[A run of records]
────────

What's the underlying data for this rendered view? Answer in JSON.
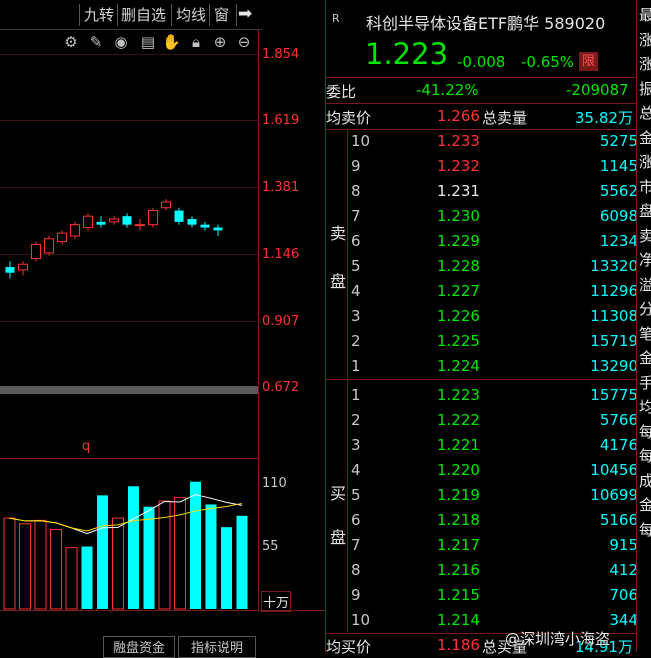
{
  "toolbar": {
    "buttons": [
      "九转",
      "删自选",
      "均线",
      "窗"
    ],
    "arrow": "➡"
  },
  "chart": {
    "price_axis": [
      "1.854",
      "1.619",
      "1.381",
      "1.146",
      "0.907",
      "0.672"
    ],
    "vol_axis": [
      "110",
      "55"
    ],
    "vol_unit": "十万",
    "marker": "q",
    "bottom_tabs": [
      "融盘资金",
      "指标说明"
    ]
  },
  "quote": {
    "r_label": "R",
    "name": "科创半导体设备ETF鹏华 589020",
    "price": "1.223",
    "change": "-0.008",
    "change_pct": "-0.65%",
    "limit_badge": "限",
    "weibi_label": "委比",
    "weibi_pct": "-41.22%",
    "weibi_diff": "-209087",
    "avg_sell_label": "均卖价",
    "avg_sell_price": "1.266",
    "total_sell_label": "总卖量",
    "total_sell_vol": "35.82万",
    "sell_side_label": [
      "卖",
      "盘"
    ],
    "buy_side_label": [
      "买",
      "盘"
    ],
    "avg_buy_label": "均买价",
    "avg_buy_price": "1.186",
    "total_buy_label": "总买量",
    "total_buy_vol": "14.91万"
  },
  "asks": [
    {
      "level": "10",
      "price": "1.233",
      "vol": "5275",
      "color": "#ff3232"
    },
    {
      "level": "9",
      "price": "1.232",
      "vol": "1145",
      "color": "#ff3232"
    },
    {
      "level": "8",
      "price": "1.231",
      "vol": "5562",
      "color": "#e6e6e6"
    },
    {
      "level": "7",
      "price": "1.230",
      "vol": "6098",
      "color": "#00e600"
    },
    {
      "level": "6",
      "price": "1.229",
      "vol": "1234",
      "color": "#00e600"
    },
    {
      "level": "5",
      "price": "1.228",
      "vol": "13320",
      "color": "#00e600"
    },
    {
      "level": "4",
      "price": "1.227",
      "vol": "11296",
      "color": "#00e600"
    },
    {
      "level": "3",
      "price": "1.226",
      "vol": "11308",
      "color": "#00e600"
    },
    {
      "level": "2",
      "price": "1.225",
      "vol": "15719",
      "color": "#00e600"
    },
    {
      "level": "1",
      "price": "1.224",
      "vol": "13290",
      "color": "#00e600"
    }
  ],
  "bids": [
    {
      "level": "1",
      "price": "1.223",
      "vol": "15775",
      "color": "#00e600"
    },
    {
      "level": "2",
      "price": "1.222",
      "vol": "5766",
      "color": "#00e600"
    },
    {
      "level": "3",
      "price": "1.221",
      "vol": "4176",
      "color": "#00e600"
    },
    {
      "level": "4",
      "price": "1.220",
      "vol": "10456",
      "color": "#00e600"
    },
    {
      "level": "5",
      "price": "1.219",
      "vol": "10699",
      "color": "#00e600"
    },
    {
      "level": "6",
      "price": "1.218",
      "vol": "5166",
      "color": "#00e600"
    },
    {
      "level": "7",
      "price": "1.217",
      "vol": "915",
      "color": "#00e600"
    },
    {
      "level": "8",
      "price": "1.216",
      "vol": "412",
      "color": "#00e600"
    },
    {
      "level": "9",
      "price": "1.215",
      "vol": "706",
      "color": "#00e600"
    },
    {
      "level": "10",
      "price": "1.214",
      "vol": "344",
      "color": "#00e600"
    }
  ],
  "side_panel_chars": [
    "最",
    "涨",
    "涨",
    "振",
    "总",
    "金",
    "涨",
    "市",
    "盘",
    "卖",
    "净",
    "溢",
    "分",
    "笔",
    "金",
    "手",
    "均",
    "每",
    "每",
    "成",
    "金",
    "每"
  ],
  "watermark": "@深圳湾小海盗",
  "candles": [
    {
      "o": 1.1,
      "c": 1.08,
      "h": 1.12,
      "l": 1.06
    },
    {
      "o": 1.09,
      "c": 1.11,
      "h": 1.12,
      "l": 1.07
    },
    {
      "o": 1.13,
      "c": 1.18,
      "h": 1.19,
      "l": 1.12
    },
    {
      "o": 1.15,
      "c": 1.2,
      "h": 1.21,
      "l": 1.14
    },
    {
      "o": 1.19,
      "c": 1.22,
      "h": 1.23,
      "l": 1.18
    },
    {
      "o": 1.21,
      "c": 1.25,
      "h": 1.26,
      "l": 1.2
    },
    {
      "o": 1.24,
      "c": 1.28,
      "h": 1.29,
      "l": 1.23
    },
    {
      "o": 1.26,
      "c": 1.25,
      "h": 1.28,
      "l": 1.24
    },
    {
      "o": 1.26,
      "c": 1.27,
      "h": 1.28,
      "l": 1.25
    },
    {
      "o": 1.28,
      "c": 1.25,
      "h": 1.29,
      "l": 1.24
    },
    {
      "o": 1.25,
      "c": 1.25,
      "h": 1.27,
      "l": 1.23
    },
    {
      "o": 1.25,
      "c": 1.3,
      "h": 1.31,
      "l": 1.24
    },
    {
      "o": 1.31,
      "c": 1.33,
      "h": 1.34,
      "l": 1.3
    },
    {
      "o": 1.3,
      "c": 1.26,
      "h": 1.31,
      "l": 1.25
    },
    {
      "o": 1.27,
      "c": 1.25,
      "h": 1.28,
      "l": 1.24
    },
    {
      "o": 1.25,
      "c": 1.24,
      "h": 1.26,
      "l": 1.23
    },
    {
      "o": 1.24,
      "c": 1.23,
      "h": 1.25,
      "l": 1.21
    }
  ],
  "volumes": [
    {
      "v": 80,
      "up": true
    },
    {
      "v": 75,
      "up": true
    },
    {
      "v": 78,
      "up": true
    },
    {
      "v": 70,
      "up": true
    },
    {
      "v": 54,
      "up": true
    },
    {
      "v": 55,
      "up": false
    },
    {
      "v": 100,
      "up": false
    },
    {
      "v": 80,
      "up": true
    },
    {
      "v": 108,
      "up": false
    },
    {
      "v": 90,
      "up": false
    },
    {
      "v": 95,
      "up": true
    },
    {
      "v": 98,
      "up": true
    },
    {
      "v": 112,
      "up": false
    },
    {
      "v": 92,
      "up": false
    },
    {
      "v": 72,
      "up": false
    },
    {
      "v": 82,
      "up": false
    }
  ]
}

────────

## Stated task
Omit the pictures and output all of the other material exactly.

## Full output
What's the underlying data for this rendered view? Answer in JSON.
{
  "toolbar": {
    "buttons": [
      "九转",
      "删自选",
      "均线",
      "窗"
    ],
    "arrow": "➡"
  },
  "chart": {
    "price_axis": [
      "1.854",
      "1.619",
      "1.381",
      "1.146",
      "0.907",
      "0.672"
    ],
    "vol_axis": [
      "110",
      "55"
    ],
    "vol_unit": "十万",
    "marker": "q",
    "bottom_tabs": [
      "融盘资金",
      "指标说明"
    ]
  },
  "quote": {
    "r_label": "R",
    "name": "科创半导体设备ETF鹏华 589020",
    "price": "1.223",
    "change": "-0.008",
    "change_pct": "-0.65%",
    "limit_badge": "限",
    "weibi_label": "委比",
    "weibi_pct": "-41.22%",
    "weibi_diff": "-209087",
    "avg_sell_label": "均卖价",
    "avg_sell_price": "1.266",
    "total_sell_label": "总卖量",
    "total_sell_vol": "35.82万",
    "sell_side_label": [
      "卖",
      "盘"
    ],
    "buy_side_label": [
      "买",
      "盘"
    ],
    "avg_buy_label": "均买价",
    "avg_buy_price": "1.186",
    "total_buy_label": "总买量",
    "total_buy_vol": "14.91万"
  },
  "asks": [
    {
      "level": "10",
      "price": "1.233",
      "vol": "5275",
      "color": "#ff3232"
    },
    {
      "level": "9",
      "price": "1.232",
      "vol": "1145",
      "color": "#ff3232"
    },
    {
      "level": "8",
      "price": "1.231",
      "vol": "5562",
      "color": "#e6e6e6"
    },
    {
      "level": "7",
      "price": "1.230",
      "vol": "6098",
      "color": "#00e600"
    },
    {
      "level": "6",
      "price": "1.229",
      "vol": "1234",
      "color": "#00e600"
    },
    {
      "level": "5",
      "price": "1.228",
      "vol": "13320",
      "color": "#00e600"
    },
    {
      "level": "4",
      "price": "1.227",
      "vol": "11296",
      "color": "#00e600"
    },
    {
      "level": "3",
      "price": "1.226",
      "vol": "11308",
      "color": "#00e600"
    },
    {
      "level": "2",
      "price": "1.225",
      "vol": "15719",
      "color": "#00e600"
    },
    {
      "level": "1",
      "price": "1.224",
      "vol": "13290",
      "color": "#00e600"
    }
  ],
  "bids": [
    {
      "level": "1",
      "price": "1.223",
      "vol": "15775",
      "color": "#00e600"
    },
    {
      "level": "2",
      "price": "1.222",
      "vol": "5766",
      "color": "#00e600"
    },
    {
      "level": "3",
      "price": "1.221",
      "vol": "4176",
      "color": "#00e600"
    },
    {
      "level": "4",
      "price": "1.220",
      "vol": "10456",
      "color": "#00e600"
    },
    {
      "level": "5",
      "price": "1.219",
      "vol": "10699",
      "color": "#00e600"
    },
    {
      "level": "6",
      "price": "1.218",
      "vol": "5166",
      "color": "#00e600"
    },
    {
      "level": "7",
      "price": "1.217",
      "vol": "915",
      "color": "#00e600"
    },
    {
      "level": "8",
      "price": "1.216",
      "vol": "412",
      "color": "#00e600"
    },
    {
      "level": "9",
      "price": "1.215",
      "vol": "706",
      "color": "#00e600"
    },
    {
      "level": "10",
      "price": "1.214",
      "vol": "344",
      "color": "#00e600"
    }
  ],
  "side_panel_chars": [
    "最",
    "涨",
    "涨",
    "振",
    "总",
    "金",
    "涨",
    "市",
    "盘",
    "卖",
    "净",
    "溢",
    "分",
    "笔",
    "金",
    "手",
    "均",
    "每",
    "每",
    "成",
    "金",
    "每"
  ],
  "watermark": "@深圳湾小海盗",
  "candles": [
    {
      "o": 1.1,
      "c": 1.08,
      "h": 1.12,
      "l": 1.06
    },
    {
      "o": 1.09,
      "c": 1.11,
      "h": 1.12,
      "l": 1.07
    },
    {
      "o": 1.13,
      "c": 1.18,
      "h": 1.19,
      "l": 1.12
    },
    {
      "o": 1.15,
      "c": 1.2,
      "h": 1.21,
      "l": 1.14
    },
    {
      "o": 1.19,
      "c": 1.22,
      "h": 1.23,
      "l": 1.18
    },
    {
      "o": 1.21,
      "c": 1.25,
      "h": 1.26,
      "l": 1.2
    },
    {
      "o": 1.24,
      "c": 1.28,
      "h": 1.29,
      "l": 1.23
    },
    {
      "o": 1.26,
      "c": 1.25,
      "h": 1.28,
      "l": 1.24
    },
    {
      "o": 1.26,
      "c": 1.27,
      "h": 1.28,
      "l": 1.25
    },
    {
      "o": 1.28,
      "c": 1.25,
      "h": 1.29,
      "l": 1.24
    },
    {
      "o": 1.25,
      "c": 1.25,
      "h": 1.27,
      "l": 1.23
    },
    {
      "o": 1.25,
      "c": 1.3,
      "h": 1.31,
      "l": 1.24
    },
    {
      "o": 1.31,
      "c": 1.33,
      "h": 1.34,
      "l": 1.3
    },
    {
      "o": 1.3,
      "c": 1.26,
      "h": 1.31,
      "l": 1.25
    },
    {
      "o": 1.27,
      "c": 1.25,
      "h": 1.28,
      "l": 1.24
    },
    {
      "o": 1.25,
      "c": 1.24,
      "h": 1.26,
      "l": 1.23
    },
    {
      "o": 1.24,
      "c": 1.23,
      "h": 1.25,
      "l": 1.21
    }
  ],
  "volumes": [
    {
      "v": 80,
      "up": true
    },
    {
      "v": 75,
      "up": true
    },
    {
      "v": 78,
      "up": true
    },
    {
      "v": 70,
      "up": true
    },
    {
      "v": 54,
      "up": true
    },
    {
      "v": 55,
      "up": false
    },
    {
      "v": 100,
      "up": false
    },
    {
      "v": 80,
      "up": true
    },
    {
      "v": 108,
      "up": false
    },
    {
      "v": 90,
      "up": false
    },
    {
      "v": 95,
      "up": true
    },
    {
      "v": 98,
      "up": true
    },
    {
      "v": 112,
      "up": false
    },
    {
      "v": 92,
      "up": false
    },
    {
      "v": 72,
      "up": false
    },
    {
      "v": 82,
      "up": false
    }
  ]
}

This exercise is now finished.